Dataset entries
>>>>

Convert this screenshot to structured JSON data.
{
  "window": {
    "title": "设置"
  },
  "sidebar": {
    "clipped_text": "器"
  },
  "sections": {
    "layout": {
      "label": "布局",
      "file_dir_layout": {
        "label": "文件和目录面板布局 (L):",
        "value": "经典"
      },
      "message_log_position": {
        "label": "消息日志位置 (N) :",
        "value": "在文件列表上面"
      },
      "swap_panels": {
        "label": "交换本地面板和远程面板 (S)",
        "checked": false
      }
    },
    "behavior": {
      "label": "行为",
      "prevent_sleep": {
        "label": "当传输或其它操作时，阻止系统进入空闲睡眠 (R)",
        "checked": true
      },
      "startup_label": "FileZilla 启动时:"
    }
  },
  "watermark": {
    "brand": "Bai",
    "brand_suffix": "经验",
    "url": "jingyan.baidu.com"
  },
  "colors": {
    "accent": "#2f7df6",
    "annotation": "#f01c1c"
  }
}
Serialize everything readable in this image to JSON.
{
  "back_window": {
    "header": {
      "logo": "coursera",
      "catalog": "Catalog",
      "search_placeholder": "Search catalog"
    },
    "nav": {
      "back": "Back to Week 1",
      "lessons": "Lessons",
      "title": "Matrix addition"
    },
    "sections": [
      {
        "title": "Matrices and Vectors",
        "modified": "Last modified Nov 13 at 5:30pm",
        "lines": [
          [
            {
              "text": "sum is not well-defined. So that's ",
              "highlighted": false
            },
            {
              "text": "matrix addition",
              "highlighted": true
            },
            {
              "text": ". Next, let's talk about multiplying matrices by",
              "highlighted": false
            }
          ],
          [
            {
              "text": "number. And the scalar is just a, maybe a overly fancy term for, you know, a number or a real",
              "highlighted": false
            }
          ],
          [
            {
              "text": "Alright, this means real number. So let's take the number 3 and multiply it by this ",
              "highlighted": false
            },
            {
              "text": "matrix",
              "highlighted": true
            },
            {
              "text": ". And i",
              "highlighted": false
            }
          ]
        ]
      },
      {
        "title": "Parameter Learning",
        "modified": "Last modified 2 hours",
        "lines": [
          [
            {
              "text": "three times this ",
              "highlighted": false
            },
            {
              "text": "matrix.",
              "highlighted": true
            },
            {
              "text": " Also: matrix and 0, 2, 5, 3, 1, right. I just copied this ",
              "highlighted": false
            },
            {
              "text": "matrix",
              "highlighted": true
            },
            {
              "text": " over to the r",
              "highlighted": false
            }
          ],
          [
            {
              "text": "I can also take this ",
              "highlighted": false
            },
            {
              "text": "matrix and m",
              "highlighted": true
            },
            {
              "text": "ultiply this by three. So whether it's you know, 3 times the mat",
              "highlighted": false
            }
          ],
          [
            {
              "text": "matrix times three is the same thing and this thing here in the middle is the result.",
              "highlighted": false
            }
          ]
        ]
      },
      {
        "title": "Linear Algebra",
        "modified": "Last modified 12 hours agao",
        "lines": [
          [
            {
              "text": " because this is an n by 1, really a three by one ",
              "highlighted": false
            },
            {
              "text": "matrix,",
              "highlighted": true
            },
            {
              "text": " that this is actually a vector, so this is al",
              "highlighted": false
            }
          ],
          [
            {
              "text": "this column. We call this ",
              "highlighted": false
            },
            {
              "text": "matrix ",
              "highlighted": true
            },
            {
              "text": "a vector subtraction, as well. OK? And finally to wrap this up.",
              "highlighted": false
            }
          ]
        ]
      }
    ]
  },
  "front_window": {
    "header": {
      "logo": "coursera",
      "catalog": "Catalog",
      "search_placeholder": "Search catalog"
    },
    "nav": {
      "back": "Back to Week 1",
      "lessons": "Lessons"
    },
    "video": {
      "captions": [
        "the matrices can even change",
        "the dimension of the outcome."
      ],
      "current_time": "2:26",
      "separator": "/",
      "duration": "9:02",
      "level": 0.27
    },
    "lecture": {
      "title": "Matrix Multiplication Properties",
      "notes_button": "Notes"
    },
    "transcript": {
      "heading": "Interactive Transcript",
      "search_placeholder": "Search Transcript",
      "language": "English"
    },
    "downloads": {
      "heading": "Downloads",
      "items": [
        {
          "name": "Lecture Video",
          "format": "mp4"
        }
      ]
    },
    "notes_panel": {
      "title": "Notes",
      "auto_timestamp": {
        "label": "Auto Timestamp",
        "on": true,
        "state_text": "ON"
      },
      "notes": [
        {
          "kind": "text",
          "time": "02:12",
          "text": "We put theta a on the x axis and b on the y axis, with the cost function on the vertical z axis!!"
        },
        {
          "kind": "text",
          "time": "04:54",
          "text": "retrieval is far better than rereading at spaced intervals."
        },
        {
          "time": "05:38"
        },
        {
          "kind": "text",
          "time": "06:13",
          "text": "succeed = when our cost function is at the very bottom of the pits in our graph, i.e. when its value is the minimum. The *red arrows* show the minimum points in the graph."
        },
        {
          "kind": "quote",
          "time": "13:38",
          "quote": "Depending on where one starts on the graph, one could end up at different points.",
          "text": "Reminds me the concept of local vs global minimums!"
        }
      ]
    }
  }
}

<<<<

Lines containing the word "value" must all be returned from the material above.

◆ **Response for this exercise**
        "value": "经典"
        "value": "在文件列表上面"
          "text": "succeed = when our cost function is at the very bottom of the pits in our graph, i.e. when its value is the minimum. The *red arrows* show the minimum points in the graph."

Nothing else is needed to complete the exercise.